The records below must be output exactly, without pictures.

# DATA TO PROCESS
┄┄┄┄┄┄

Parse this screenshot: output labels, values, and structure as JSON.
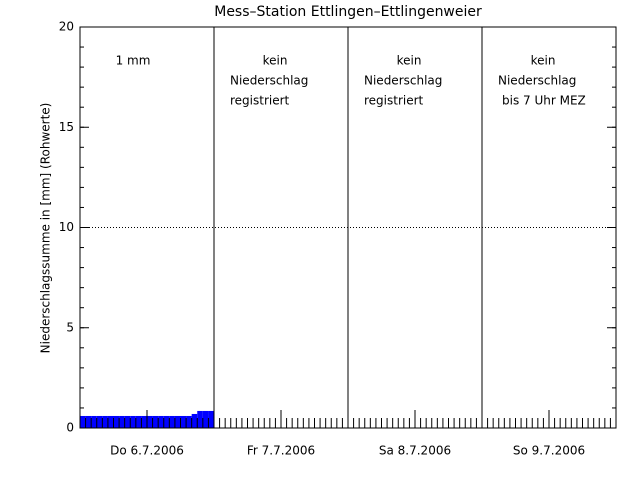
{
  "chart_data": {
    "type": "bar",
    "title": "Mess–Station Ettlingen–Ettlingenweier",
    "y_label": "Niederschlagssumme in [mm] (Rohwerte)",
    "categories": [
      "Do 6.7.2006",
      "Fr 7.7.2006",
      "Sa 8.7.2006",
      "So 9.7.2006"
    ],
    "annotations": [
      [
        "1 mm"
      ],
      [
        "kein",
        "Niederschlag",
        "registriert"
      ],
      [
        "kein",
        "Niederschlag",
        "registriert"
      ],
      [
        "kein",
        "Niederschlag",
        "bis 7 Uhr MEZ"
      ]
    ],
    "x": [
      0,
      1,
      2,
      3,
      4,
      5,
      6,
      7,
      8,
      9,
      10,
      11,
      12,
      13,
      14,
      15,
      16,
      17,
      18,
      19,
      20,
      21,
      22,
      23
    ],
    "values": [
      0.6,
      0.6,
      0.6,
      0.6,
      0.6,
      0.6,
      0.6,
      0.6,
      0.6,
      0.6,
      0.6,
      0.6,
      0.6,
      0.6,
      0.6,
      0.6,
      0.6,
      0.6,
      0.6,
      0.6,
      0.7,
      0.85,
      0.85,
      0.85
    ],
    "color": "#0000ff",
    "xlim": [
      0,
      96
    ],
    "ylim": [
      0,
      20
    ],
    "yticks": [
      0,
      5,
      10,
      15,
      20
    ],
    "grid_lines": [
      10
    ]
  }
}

┄┄┄┄┄┄

# THE COMPLETED TASK
Parse this screenshot: output labels, values, and structure as JSON.
{
  "chart_data": {
    "type": "bar",
    "title": "Mess–Station Ettlingen–Ettlingenweier",
    "y_label": "Niederschlagssumme in [mm] (Rohwerte)",
    "categories": [
      "Do 6.7.2006",
      "Fr 7.7.2006",
      "Sa 8.7.2006",
      "So 9.7.2006"
    ],
    "annotations": [
      [
        "1 mm"
      ],
      [
        "kein",
        "Niederschlag",
        "registriert"
      ],
      [
        "kein",
        "Niederschlag",
        "registriert"
      ],
      [
        "kein",
        "Niederschlag",
        "bis 7 Uhr MEZ"
      ]
    ],
    "x": [
      0,
      1,
      2,
      3,
      4,
      5,
      6,
      7,
      8,
      9,
      10,
      11,
      12,
      13,
      14,
      15,
      16,
      17,
      18,
      19,
      20,
      21,
      22,
      23
    ],
    "values": [
      0.6,
      0.6,
      0.6,
      0.6,
      0.6,
      0.6,
      0.6,
      0.6,
      0.6,
      0.6,
      0.6,
      0.6,
      0.6,
      0.6,
      0.6,
      0.6,
      0.6,
      0.6,
      0.6,
      0.6,
      0.7,
      0.85,
      0.85,
      0.85
    ],
    "color": "#0000ff",
    "xlim": [
      0,
      96
    ],
    "ylim": [
      0,
      20
    ],
    "yticks": [
      0,
      5,
      10,
      15,
      20
    ],
    "grid_lines": [
      10
    ]
  }
}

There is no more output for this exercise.